▶ THE REQUEST: Copy out each line below that has the word "Coffee" in it.
BEGIN DATA ENTRIES
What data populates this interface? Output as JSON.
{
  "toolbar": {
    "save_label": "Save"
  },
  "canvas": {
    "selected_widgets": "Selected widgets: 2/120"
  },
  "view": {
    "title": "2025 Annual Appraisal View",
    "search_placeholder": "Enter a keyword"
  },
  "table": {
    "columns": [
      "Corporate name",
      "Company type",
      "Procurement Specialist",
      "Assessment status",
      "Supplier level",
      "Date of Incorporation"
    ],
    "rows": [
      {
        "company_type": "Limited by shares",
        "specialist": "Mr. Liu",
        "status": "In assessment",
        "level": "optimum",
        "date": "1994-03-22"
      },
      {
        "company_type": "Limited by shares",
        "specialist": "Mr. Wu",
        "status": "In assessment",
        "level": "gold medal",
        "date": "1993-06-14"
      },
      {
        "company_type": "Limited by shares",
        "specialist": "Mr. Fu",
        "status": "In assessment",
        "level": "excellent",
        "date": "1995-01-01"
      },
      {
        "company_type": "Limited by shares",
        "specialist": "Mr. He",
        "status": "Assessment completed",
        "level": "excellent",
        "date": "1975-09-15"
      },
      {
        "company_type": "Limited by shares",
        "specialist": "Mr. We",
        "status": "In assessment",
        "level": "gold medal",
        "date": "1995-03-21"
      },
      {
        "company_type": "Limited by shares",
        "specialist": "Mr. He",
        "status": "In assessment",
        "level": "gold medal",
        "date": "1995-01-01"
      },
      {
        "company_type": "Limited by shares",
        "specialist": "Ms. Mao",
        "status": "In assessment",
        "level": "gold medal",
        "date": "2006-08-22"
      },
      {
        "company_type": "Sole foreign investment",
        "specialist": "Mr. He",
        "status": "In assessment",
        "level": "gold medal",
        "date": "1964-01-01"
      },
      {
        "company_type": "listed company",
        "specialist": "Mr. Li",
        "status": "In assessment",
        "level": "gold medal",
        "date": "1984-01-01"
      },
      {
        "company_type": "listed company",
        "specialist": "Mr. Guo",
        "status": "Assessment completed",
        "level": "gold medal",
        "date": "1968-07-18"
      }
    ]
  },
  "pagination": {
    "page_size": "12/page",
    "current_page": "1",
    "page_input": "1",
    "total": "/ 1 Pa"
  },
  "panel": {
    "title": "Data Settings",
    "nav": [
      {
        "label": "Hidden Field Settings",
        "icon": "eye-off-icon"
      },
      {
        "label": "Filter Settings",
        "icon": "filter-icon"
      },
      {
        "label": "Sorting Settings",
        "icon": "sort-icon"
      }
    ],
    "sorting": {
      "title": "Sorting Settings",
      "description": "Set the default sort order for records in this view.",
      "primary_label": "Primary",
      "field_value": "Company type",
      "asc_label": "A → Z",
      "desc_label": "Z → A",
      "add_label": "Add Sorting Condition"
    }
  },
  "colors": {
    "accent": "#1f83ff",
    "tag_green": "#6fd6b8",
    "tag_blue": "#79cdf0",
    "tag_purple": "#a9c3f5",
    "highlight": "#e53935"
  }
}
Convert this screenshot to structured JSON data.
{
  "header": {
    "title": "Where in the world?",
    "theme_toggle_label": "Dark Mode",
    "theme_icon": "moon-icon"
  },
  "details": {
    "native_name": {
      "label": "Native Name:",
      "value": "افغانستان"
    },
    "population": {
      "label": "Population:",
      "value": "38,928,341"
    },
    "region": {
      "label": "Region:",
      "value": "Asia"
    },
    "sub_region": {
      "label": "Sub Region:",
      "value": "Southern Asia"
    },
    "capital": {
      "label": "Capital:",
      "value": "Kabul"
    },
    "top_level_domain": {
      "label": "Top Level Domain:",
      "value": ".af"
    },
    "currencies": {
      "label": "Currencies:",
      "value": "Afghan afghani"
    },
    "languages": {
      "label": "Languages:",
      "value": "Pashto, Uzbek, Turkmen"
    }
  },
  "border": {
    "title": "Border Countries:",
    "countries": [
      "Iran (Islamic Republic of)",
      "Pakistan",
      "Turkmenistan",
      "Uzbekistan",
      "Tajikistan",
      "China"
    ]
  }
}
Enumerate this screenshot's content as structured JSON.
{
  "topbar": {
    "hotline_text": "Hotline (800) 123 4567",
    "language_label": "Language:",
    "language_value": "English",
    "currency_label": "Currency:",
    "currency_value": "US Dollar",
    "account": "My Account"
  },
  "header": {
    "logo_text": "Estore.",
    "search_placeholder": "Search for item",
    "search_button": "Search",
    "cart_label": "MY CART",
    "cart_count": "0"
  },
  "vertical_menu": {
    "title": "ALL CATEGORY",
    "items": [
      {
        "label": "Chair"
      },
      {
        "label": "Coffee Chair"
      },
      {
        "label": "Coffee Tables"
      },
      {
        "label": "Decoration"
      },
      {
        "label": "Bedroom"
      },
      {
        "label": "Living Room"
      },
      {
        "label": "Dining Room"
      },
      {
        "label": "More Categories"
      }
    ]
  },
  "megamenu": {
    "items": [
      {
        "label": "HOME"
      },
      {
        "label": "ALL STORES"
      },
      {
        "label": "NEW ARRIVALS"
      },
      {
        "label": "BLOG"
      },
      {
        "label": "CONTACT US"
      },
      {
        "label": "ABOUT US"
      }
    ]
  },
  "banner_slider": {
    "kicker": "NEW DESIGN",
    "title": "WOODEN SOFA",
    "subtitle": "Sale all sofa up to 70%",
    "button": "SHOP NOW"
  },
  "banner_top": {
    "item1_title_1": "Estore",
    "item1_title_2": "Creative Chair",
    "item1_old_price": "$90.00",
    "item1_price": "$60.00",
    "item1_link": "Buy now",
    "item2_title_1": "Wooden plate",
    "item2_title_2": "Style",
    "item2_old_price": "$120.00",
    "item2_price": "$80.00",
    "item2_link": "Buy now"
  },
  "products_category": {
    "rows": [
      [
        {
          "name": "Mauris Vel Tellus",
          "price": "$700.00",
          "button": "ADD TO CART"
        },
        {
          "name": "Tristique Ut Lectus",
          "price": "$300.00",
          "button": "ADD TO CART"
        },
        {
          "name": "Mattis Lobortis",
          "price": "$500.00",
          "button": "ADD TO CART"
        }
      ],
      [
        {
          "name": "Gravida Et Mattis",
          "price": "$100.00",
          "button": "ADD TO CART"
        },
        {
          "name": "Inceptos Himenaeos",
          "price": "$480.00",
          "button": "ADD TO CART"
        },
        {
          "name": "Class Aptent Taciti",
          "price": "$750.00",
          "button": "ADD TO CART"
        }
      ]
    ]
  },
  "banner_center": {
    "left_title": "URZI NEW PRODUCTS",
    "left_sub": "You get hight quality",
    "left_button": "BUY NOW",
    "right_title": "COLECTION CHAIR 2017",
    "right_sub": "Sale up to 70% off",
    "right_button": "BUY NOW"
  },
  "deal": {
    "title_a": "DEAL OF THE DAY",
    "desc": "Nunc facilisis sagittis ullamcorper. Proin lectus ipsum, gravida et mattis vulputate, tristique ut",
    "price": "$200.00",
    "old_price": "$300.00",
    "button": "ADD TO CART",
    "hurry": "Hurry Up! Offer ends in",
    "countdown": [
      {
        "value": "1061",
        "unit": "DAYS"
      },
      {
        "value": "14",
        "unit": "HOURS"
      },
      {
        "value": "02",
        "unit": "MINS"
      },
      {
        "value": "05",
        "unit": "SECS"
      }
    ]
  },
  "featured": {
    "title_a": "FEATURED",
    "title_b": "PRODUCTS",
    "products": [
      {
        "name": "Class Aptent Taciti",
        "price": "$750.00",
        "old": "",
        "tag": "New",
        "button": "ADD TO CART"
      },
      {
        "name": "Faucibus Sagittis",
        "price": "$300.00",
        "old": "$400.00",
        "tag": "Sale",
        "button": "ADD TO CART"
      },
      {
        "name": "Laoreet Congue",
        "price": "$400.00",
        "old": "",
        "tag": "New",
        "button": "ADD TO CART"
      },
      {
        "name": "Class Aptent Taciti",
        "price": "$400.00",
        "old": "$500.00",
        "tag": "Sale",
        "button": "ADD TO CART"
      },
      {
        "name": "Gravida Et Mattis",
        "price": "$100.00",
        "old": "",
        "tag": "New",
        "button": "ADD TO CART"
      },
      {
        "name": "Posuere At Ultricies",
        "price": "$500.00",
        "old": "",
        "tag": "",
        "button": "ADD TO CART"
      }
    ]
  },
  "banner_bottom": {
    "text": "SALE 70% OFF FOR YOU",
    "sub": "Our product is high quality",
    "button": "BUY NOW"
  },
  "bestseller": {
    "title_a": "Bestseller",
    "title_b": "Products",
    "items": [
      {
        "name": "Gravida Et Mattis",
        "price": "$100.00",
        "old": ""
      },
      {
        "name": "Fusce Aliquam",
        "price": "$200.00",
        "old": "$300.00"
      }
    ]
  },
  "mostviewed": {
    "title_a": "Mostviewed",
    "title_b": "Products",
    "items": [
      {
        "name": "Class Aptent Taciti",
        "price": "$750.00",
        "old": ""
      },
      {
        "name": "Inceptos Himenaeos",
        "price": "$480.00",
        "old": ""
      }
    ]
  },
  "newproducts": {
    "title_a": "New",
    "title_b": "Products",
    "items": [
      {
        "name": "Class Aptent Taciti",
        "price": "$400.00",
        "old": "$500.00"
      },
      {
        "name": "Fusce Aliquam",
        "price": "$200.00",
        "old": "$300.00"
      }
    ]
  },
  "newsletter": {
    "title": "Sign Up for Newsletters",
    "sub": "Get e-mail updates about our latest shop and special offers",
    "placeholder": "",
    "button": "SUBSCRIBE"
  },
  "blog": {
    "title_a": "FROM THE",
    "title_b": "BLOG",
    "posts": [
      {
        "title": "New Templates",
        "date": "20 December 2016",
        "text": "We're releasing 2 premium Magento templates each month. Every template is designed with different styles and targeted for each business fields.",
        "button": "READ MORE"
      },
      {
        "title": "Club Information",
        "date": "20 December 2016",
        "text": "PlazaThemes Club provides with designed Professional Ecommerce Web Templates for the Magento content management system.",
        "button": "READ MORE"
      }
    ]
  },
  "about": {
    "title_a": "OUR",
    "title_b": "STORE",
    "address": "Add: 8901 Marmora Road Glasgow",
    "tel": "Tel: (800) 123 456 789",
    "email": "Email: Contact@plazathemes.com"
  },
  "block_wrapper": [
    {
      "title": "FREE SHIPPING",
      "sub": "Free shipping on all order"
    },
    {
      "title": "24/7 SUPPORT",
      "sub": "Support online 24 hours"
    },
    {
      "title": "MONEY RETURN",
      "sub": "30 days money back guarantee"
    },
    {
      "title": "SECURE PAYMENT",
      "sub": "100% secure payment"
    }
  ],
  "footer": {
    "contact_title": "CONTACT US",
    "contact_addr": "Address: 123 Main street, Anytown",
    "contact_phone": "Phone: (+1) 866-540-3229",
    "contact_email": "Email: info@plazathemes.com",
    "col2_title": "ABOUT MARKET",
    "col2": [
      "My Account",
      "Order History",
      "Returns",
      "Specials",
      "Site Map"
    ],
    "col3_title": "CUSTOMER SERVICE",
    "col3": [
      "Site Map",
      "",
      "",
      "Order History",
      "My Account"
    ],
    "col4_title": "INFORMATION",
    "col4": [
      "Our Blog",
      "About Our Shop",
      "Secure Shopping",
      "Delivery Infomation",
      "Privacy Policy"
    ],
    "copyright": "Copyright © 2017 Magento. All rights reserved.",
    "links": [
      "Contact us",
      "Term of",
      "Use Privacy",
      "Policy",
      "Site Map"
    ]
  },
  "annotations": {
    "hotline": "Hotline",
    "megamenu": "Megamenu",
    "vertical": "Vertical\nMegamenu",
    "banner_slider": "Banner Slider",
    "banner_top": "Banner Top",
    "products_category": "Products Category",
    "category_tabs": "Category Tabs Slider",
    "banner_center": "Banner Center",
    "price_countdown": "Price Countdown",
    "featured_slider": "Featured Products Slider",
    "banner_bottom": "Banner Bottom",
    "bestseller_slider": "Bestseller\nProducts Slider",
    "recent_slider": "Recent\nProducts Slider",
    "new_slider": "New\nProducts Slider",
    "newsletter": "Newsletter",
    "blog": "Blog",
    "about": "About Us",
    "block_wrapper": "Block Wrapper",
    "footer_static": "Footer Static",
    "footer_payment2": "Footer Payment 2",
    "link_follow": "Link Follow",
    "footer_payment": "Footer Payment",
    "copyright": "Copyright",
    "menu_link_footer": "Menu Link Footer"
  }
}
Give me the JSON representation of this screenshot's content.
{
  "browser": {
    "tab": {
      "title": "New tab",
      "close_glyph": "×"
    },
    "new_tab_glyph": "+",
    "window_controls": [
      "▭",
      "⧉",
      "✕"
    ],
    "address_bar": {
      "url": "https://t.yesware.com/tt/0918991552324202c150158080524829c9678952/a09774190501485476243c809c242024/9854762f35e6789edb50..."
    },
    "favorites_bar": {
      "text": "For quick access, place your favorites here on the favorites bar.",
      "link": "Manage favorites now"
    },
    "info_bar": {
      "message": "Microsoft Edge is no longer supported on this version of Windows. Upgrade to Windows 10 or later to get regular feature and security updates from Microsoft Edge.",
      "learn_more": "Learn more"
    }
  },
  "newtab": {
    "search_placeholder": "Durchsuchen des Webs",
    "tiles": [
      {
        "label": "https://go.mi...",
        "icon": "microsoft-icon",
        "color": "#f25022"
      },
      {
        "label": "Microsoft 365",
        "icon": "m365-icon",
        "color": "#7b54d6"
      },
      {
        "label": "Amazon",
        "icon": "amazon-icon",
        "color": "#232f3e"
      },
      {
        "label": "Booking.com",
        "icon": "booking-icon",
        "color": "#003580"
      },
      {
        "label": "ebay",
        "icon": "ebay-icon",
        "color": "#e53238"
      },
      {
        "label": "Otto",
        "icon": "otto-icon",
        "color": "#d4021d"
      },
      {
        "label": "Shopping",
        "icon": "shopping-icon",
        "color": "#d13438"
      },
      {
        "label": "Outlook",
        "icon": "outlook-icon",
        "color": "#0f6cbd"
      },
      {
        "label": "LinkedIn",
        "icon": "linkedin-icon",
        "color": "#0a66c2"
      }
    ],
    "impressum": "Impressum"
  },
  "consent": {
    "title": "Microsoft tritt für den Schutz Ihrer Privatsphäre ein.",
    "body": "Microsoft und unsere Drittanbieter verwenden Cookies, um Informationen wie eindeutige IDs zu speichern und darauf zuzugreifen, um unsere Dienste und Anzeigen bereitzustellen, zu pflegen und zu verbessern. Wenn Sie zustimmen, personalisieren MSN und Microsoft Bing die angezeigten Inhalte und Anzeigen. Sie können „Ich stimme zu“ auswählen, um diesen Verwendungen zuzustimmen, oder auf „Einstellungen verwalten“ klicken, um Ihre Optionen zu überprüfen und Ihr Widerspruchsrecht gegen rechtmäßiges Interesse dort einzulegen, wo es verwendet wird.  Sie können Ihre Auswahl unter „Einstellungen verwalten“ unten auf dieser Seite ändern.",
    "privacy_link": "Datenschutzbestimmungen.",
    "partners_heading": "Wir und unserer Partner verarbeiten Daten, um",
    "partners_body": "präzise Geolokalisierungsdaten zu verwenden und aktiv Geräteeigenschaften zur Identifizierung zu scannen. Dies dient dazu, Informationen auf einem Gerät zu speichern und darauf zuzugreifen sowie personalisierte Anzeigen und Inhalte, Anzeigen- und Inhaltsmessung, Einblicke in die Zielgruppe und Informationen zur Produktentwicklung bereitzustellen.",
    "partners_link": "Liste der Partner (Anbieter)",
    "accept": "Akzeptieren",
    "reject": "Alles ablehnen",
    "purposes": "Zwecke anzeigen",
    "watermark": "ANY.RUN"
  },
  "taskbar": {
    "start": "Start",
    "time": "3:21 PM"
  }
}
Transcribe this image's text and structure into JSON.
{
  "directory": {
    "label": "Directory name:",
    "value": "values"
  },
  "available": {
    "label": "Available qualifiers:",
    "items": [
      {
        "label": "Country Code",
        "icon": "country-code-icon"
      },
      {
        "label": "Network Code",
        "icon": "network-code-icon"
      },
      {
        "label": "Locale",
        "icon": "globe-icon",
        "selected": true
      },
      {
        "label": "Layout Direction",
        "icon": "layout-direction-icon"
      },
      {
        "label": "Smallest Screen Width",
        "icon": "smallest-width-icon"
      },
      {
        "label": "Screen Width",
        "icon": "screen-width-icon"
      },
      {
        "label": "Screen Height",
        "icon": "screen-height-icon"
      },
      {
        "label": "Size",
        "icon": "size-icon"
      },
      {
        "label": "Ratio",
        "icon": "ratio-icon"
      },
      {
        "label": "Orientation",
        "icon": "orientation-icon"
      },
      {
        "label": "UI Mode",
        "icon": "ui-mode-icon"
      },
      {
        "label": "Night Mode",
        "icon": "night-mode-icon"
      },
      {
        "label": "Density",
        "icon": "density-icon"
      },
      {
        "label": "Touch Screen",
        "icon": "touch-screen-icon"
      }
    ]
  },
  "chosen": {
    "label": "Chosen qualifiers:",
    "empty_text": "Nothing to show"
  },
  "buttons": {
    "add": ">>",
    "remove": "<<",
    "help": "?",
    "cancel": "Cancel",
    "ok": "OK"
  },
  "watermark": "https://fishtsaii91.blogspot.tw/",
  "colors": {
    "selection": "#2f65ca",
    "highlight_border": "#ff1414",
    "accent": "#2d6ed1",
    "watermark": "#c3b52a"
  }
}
END DATA ENTRIES
▶ EXERCISE RESULT:
        "label": "Coffee Chair"
        "label": "Coffee Tables"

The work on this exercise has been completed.